◆ **Exercise**
Lines that contain the string "گزارش" are to be copied; leave out all others.
==================================================
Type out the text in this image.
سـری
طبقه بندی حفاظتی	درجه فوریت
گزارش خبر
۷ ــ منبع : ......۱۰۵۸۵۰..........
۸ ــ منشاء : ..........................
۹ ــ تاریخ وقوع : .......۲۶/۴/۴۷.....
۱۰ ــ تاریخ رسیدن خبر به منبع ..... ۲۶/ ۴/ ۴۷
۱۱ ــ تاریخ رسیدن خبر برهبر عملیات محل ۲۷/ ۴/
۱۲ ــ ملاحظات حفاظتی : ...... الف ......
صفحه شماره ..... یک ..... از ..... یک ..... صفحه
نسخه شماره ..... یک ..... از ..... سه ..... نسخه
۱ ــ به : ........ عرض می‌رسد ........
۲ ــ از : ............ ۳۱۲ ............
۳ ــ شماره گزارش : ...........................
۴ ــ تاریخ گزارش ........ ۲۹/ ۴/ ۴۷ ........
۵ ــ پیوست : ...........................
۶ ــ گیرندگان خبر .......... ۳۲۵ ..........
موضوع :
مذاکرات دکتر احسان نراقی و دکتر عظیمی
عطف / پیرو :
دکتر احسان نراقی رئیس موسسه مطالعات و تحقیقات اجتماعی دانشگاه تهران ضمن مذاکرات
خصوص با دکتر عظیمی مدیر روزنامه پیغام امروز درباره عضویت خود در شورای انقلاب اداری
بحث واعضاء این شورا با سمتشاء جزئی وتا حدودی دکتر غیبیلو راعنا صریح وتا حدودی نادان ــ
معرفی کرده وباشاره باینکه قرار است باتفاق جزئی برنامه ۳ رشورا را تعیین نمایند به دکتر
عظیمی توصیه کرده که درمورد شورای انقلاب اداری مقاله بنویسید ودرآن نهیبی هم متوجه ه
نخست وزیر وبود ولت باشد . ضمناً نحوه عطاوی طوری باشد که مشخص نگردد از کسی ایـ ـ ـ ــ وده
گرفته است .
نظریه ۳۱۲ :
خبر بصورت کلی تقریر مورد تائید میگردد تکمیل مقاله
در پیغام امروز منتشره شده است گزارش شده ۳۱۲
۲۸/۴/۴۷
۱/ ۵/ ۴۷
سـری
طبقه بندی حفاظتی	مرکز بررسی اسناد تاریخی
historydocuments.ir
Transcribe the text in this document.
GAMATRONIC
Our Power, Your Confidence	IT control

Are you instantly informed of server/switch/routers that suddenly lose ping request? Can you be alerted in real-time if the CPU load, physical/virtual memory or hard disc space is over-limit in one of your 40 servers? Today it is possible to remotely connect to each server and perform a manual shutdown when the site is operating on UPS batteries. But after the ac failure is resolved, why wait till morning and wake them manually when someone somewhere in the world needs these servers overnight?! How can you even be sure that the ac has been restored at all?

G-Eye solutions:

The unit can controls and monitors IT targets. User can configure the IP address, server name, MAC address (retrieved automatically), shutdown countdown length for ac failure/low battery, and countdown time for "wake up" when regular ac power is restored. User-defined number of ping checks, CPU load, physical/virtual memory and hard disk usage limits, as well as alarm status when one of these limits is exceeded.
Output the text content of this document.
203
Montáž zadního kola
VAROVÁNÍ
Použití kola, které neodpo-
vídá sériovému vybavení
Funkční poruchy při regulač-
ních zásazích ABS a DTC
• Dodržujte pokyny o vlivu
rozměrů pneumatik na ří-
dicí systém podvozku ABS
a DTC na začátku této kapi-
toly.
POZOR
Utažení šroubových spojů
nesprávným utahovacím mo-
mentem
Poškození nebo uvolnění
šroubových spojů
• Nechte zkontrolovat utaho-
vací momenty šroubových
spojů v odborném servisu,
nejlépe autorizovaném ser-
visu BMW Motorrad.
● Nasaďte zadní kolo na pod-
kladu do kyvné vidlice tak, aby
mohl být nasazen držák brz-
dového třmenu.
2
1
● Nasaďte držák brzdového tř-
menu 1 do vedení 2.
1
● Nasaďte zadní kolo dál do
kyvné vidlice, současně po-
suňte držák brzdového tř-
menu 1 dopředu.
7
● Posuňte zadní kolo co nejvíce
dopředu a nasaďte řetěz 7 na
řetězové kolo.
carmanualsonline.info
==================================================
◆ **Problem solution**
گزارش خبر
۳ ــ شماره گزارش : ...........................
۴ ــ تاریخ گزارش ........ ۲۹/ ۴/ ۴۷ ........
در پیغام امروز منتشره شده است گزارش شده ۳۱۲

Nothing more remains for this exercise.